* The task:
Determine how many lines contain the string "ylabel". Reply with that figure and nothing else.

────

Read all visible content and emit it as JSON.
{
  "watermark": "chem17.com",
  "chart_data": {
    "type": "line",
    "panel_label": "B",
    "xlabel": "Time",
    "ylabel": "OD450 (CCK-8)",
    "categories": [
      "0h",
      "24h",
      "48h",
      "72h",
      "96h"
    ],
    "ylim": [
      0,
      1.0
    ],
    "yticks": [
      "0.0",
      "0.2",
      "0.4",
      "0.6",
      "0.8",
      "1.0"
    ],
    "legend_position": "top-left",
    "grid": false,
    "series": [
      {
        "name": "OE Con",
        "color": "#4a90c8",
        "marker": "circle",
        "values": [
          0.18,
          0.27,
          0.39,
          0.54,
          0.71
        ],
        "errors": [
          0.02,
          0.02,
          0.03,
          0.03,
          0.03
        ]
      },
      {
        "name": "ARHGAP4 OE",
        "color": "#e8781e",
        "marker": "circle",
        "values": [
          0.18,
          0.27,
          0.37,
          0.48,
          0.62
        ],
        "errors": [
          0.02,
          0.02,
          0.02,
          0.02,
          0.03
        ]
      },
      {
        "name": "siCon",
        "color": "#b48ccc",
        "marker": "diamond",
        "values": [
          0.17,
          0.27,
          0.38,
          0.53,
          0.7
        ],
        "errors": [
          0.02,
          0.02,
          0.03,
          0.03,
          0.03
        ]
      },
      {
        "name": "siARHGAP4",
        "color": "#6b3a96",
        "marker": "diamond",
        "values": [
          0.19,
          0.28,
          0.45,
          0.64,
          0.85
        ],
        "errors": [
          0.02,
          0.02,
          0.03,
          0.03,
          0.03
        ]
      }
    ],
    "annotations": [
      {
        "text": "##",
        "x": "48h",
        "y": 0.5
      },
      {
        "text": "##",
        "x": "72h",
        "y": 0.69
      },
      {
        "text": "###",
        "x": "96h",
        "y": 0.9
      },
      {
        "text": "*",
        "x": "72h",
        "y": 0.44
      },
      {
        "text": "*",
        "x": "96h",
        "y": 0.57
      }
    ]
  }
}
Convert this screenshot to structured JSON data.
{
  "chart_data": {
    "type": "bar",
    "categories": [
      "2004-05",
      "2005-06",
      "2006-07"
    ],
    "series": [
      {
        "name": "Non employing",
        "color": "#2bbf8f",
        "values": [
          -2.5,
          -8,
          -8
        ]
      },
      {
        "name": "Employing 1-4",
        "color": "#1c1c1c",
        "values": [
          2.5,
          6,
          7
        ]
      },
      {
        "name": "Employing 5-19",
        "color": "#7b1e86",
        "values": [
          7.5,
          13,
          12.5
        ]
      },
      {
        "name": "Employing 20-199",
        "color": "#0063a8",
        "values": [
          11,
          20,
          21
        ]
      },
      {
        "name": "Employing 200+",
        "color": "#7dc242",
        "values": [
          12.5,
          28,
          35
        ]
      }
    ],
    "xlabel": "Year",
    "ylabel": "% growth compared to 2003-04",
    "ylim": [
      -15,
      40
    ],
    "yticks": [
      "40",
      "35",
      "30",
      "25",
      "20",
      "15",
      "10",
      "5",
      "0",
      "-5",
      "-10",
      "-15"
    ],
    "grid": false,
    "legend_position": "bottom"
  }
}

────

* Finished exercise:
2